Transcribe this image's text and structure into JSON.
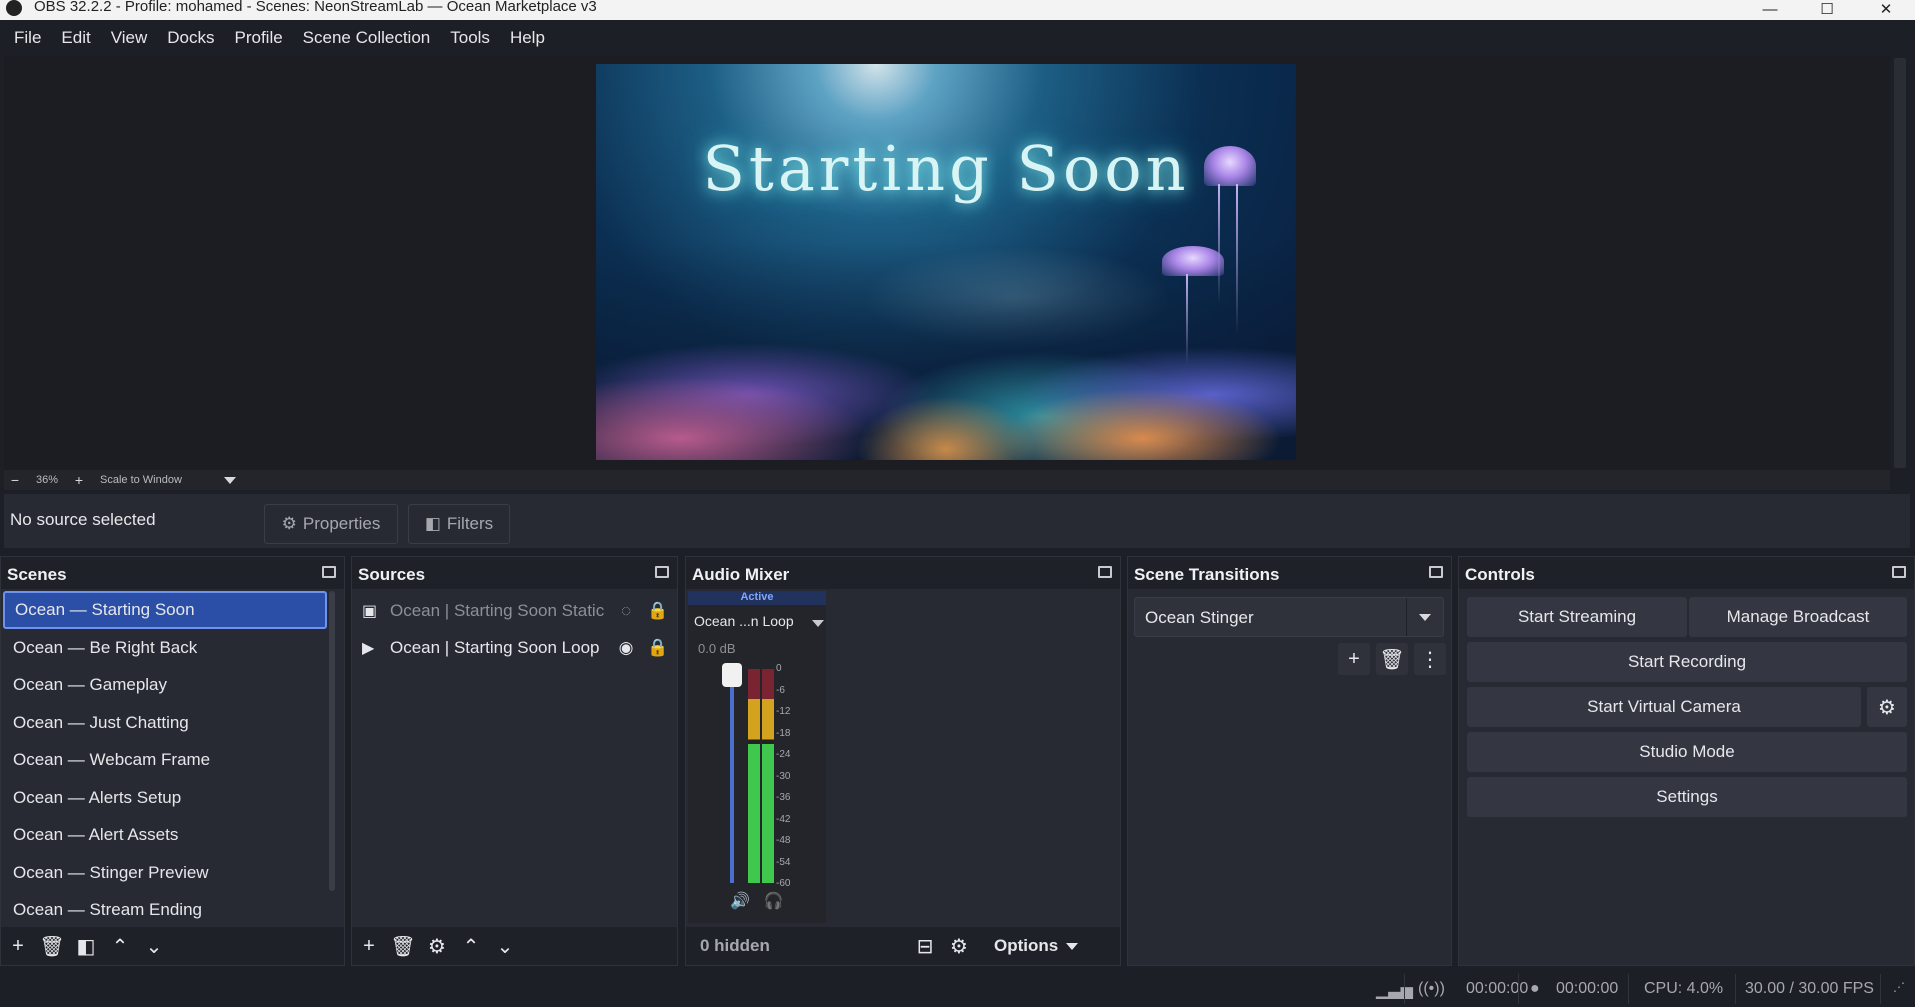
{
  "window": {
    "title": "OBS 32.2.2 - Profile: mohamed - Scenes: NeonStreamLab — Ocean Marketplace v3",
    "minimize": "—",
    "maximize": "☐",
    "close": "✕"
  },
  "menu": [
    "File",
    "Edit",
    "View",
    "Docks",
    "Profile",
    "Scene Collection",
    "Tools",
    "Help"
  ],
  "preview": {
    "overlay_text": "Starting Soon",
    "zoom_minus": "−",
    "zoom_value": "36%",
    "zoom_plus": "+",
    "scale_mode": "Scale to Window"
  },
  "context_bar": {
    "status": "No source selected",
    "properties_label": "Properties",
    "filters_label": "Filters"
  },
  "scenes": {
    "title": "Scenes",
    "items": [
      "Ocean — Starting Soon",
      "Ocean — Be Right Back",
      "Ocean — Gameplay",
      "Ocean — Just Chatting",
      "Ocean — Webcam Frame",
      "Ocean — Alerts Setup",
      "Ocean — Alert Assets",
      "Ocean — Stinger Preview",
      "Ocean — Stream Ending"
    ],
    "selected_index": 0
  },
  "sources": {
    "title": "Sources",
    "items": [
      {
        "name": "Ocean | Starting Soon Static",
        "type_icon": "image-icon",
        "visible": false,
        "locked": true
      },
      {
        "name": "Ocean | Starting Soon Loop",
        "type_icon": "media-play-icon",
        "visible": true,
        "locked": true
      }
    ]
  },
  "audio_mixer": {
    "title": "Audio Mixer",
    "channel": {
      "status": "Active",
      "name": "Ocean ...n Loop",
      "volume": "0.0 dB",
      "ticks": [
        "0",
        "-6",
        "-12",
        "-18",
        "-24",
        "-30",
        "-36",
        "-42",
        "-48",
        "-54",
        "-60"
      ]
    },
    "hidden_label": "0 hidden",
    "options_label": "Options"
  },
  "scene_transitions": {
    "title": "Scene Transitions",
    "selected": "Ocean Stinger"
  },
  "controls": {
    "title": "Controls",
    "start_streaming": "Start Streaming",
    "manage_broadcast": "Manage Broadcast",
    "start_recording": "Start Recording",
    "start_virtual_camera": "Start Virtual Camera",
    "studio_mode": "Studio Mode",
    "settings": "Settings"
  },
  "status_bar": {
    "stream_time": "00:00:00",
    "record_time": "00:00:00",
    "cpu": "CPU: 4.0%",
    "fps": "30.00 / 30.00 FPS"
  },
  "colors": {
    "accent": "#2b4ea6",
    "panel": "#272a33",
    "background": "#1d1f26"
  }
}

### Written task
Output every entry word for word, but omit the pictures.

### Correct result
Transcribe this image's text and structure into JSON.
{
  "window": {
    "title": "OBS 32.2.2 - Profile: mohamed - Scenes: NeonStreamLab — Ocean Marketplace v3",
    "minimize": "—",
    "maximize": "☐",
    "close": "✕"
  },
  "menu": [
    "File",
    "Edit",
    "View",
    "Docks",
    "Profile",
    "Scene Collection",
    "Tools",
    "Help"
  ],
  "preview": {
    "overlay_text": "Starting Soon",
    "zoom_minus": "−",
    "zoom_value": "36%",
    "zoom_plus": "+",
    "scale_mode": "Scale to Window"
  },
  "context_bar": {
    "status": "No source selected",
    "properties_label": "Properties",
    "filters_label": "Filters"
  },
  "scenes": {
    "title": "Scenes",
    "items": [
      "Ocean — Starting Soon",
      "Ocean — Be Right Back",
      "Ocean — Gameplay",
      "Ocean — Just Chatting",
      "Ocean — Webcam Frame",
      "Ocean — Alerts Setup",
      "Ocean — Alert Assets",
      "Ocean — Stinger Preview",
      "Ocean — Stream Ending"
    ],
    "selected_index": 0
  },
  "sources": {
    "title": "Sources",
    "items": [
      {
        "name": "Ocean | Starting Soon Static",
        "type_icon": "image-icon",
        "visible": false,
        "locked": true
      },
      {
        "name": "Ocean | Starting Soon Loop",
        "type_icon": "media-play-icon",
        "visible": true,
        "locked": true
      }
    ]
  },
  "audio_mixer": {
    "title": "Audio Mixer",
    "channel": {
      "status": "Active",
      "name": "Ocean ...n Loop",
      "volume": "0.0 dB",
      "ticks": [
        "0",
        "-6",
        "-12",
        "-18",
        "-24",
        "-30",
        "-36",
        "-42",
        "-48",
        "-54",
        "-60"
      ]
    },
    "hidden_label": "0 hidden",
    "options_label": "Options"
  },
  "scene_transitions": {
    "title": "Scene Transitions",
    "selected": "Ocean Stinger"
  },
  "controls": {
    "title": "Controls",
    "start_streaming": "Start Streaming",
    "manage_broadcast": "Manage Broadcast",
    "start_recording": "Start Recording",
    "start_virtual_camera": "Start Virtual Camera",
    "studio_mode": "Studio Mode",
    "settings": "Settings"
  },
  "status_bar": {
    "stream_time": "00:00:00",
    "record_time": "00:00:00",
    "cpu": "CPU: 4.0%",
    "fps": "30.00 / 30.00 FPS"
  },
  "colors": {
    "accent": "#2b4ea6",
    "panel": "#272a33",
    "background": "#1d1f26"
  }
}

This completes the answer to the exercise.